### Written task
In the entries that follow, how many lines contain "true"? Answer with the number only.

### Records provided
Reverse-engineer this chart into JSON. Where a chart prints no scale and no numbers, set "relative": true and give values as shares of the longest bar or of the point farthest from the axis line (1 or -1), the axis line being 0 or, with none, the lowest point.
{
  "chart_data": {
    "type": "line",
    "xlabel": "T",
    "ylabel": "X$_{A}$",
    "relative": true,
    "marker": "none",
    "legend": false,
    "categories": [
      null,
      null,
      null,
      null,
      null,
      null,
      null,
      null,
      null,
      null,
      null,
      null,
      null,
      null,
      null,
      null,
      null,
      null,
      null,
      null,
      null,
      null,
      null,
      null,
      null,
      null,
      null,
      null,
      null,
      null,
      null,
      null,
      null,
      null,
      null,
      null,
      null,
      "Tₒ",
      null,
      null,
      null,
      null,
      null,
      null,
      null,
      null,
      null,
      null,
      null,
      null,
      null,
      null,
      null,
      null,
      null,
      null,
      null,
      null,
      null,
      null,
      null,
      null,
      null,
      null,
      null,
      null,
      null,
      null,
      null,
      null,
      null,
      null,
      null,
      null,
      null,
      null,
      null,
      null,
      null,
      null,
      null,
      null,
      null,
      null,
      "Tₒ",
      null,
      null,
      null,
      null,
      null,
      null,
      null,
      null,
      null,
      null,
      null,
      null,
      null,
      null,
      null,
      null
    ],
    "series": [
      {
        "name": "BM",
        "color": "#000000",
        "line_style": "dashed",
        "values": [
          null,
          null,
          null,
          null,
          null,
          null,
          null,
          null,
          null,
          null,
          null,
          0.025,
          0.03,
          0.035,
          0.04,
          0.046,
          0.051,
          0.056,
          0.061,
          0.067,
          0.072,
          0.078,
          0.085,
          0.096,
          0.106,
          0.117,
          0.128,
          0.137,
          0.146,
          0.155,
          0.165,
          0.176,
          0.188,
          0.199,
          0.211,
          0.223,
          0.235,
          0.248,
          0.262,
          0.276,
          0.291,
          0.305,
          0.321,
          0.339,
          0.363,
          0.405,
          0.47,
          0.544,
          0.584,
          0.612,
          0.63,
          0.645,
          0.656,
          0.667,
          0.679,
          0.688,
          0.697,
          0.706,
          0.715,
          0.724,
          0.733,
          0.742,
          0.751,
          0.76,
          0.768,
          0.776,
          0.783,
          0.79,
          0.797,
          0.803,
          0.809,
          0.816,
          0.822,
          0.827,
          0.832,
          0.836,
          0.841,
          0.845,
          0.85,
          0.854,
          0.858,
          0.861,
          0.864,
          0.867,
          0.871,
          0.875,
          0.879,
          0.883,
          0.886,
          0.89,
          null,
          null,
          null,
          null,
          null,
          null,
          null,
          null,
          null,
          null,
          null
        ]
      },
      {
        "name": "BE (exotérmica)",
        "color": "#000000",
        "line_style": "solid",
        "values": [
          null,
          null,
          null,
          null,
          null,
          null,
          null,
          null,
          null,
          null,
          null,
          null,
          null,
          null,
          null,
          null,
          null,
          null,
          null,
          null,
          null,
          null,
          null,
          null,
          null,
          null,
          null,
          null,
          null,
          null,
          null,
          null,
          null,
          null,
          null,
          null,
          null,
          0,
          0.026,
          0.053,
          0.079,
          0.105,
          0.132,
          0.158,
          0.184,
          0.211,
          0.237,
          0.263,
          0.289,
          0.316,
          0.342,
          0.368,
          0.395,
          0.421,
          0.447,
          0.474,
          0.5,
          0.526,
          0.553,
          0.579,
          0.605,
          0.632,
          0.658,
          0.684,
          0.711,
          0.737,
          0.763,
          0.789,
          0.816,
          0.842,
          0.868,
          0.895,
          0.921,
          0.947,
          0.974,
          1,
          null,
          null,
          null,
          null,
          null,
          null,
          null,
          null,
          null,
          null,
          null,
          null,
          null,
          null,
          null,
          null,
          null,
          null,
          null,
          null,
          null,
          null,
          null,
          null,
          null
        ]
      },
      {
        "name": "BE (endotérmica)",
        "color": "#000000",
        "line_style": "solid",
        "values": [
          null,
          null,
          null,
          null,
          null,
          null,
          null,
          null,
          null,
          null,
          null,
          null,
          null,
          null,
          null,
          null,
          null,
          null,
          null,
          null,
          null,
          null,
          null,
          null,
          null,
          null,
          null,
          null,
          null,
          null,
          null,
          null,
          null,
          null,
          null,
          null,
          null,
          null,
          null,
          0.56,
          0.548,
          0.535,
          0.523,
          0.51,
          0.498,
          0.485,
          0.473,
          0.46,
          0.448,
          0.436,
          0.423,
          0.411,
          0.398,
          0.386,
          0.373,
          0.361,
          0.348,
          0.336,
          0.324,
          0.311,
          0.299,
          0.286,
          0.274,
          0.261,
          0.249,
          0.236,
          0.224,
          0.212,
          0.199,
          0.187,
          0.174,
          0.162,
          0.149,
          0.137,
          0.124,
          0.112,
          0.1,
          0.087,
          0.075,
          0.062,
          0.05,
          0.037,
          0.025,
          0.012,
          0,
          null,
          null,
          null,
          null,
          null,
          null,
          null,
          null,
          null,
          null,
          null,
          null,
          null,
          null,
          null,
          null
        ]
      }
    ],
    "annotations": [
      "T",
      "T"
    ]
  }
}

### Output of the exercise
2